───── Data shown
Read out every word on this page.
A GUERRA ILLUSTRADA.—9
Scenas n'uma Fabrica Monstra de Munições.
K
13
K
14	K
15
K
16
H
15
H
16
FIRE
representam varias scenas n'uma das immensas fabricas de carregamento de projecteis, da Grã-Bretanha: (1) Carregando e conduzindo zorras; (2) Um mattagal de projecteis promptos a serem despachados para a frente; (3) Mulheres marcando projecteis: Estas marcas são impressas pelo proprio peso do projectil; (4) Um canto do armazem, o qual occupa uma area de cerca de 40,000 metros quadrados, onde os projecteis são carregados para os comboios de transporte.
──────────
Every record above needs to be repeated word for word.

Read out every word on this page.
A GUERRA ILLUSTRADA.—9
Scenas n'uma Fabrica Monstra de Munições.
K
13
K
14	K
15
K
16
H
15
H
16
FIRE
representam varias scenas n'uma das immensas fabricas de carregamento de projecteis, da Grã-Bretanha: (1) Carregando e conduzindo zorras; (2) Um mattagal de projecteis promptos a serem despachados para a frente; (3) Mulheres marcando projecteis: Estas marcas são impressas pelo proprio peso do projectil; (4) Um canto do armazem, o qual occupa uma area de cerca de 40,000 metros quadrados, onde os projecteis são carregados para os comboios de transporte.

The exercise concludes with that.